Report every line from the material that contains the word "необходимости".
= = = = = = =
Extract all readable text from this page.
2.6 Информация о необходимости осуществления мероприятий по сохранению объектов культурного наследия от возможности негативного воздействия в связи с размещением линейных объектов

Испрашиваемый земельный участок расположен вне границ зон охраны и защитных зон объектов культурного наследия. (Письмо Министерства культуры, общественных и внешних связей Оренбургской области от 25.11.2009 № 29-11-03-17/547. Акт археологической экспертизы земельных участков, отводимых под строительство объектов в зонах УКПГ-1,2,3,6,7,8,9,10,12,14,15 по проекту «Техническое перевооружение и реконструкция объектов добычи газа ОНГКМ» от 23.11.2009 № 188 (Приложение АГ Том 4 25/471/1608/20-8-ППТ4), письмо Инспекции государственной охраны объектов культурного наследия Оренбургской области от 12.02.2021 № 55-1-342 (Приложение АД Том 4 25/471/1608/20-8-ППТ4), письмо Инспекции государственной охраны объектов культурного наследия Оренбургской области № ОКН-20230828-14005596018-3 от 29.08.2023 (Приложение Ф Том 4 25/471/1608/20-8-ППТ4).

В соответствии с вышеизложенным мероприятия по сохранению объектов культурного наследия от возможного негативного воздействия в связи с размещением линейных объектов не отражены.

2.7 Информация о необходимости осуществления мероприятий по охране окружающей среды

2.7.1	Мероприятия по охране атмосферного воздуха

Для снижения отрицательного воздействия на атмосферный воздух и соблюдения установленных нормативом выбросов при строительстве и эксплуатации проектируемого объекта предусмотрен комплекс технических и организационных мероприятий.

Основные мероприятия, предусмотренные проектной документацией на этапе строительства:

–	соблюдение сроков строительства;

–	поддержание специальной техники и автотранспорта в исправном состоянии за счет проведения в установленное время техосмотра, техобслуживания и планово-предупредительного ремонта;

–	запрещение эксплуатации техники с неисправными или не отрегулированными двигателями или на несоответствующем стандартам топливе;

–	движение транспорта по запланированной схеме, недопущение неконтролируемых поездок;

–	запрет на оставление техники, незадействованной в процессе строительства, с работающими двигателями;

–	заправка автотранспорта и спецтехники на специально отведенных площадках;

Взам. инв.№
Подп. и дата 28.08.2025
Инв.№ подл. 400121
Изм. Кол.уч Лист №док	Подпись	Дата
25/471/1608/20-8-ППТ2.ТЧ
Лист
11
= = = = = = =
» **Solved exercise**:
2.6 Информация о необходимости осуществления мероприятий по сохранению объектов культурного наследия от возможности негативного воздействия в связи с размещением линейных объектов
2.7 Информация о необходимости осуществления мероприятий по охране окружающей среды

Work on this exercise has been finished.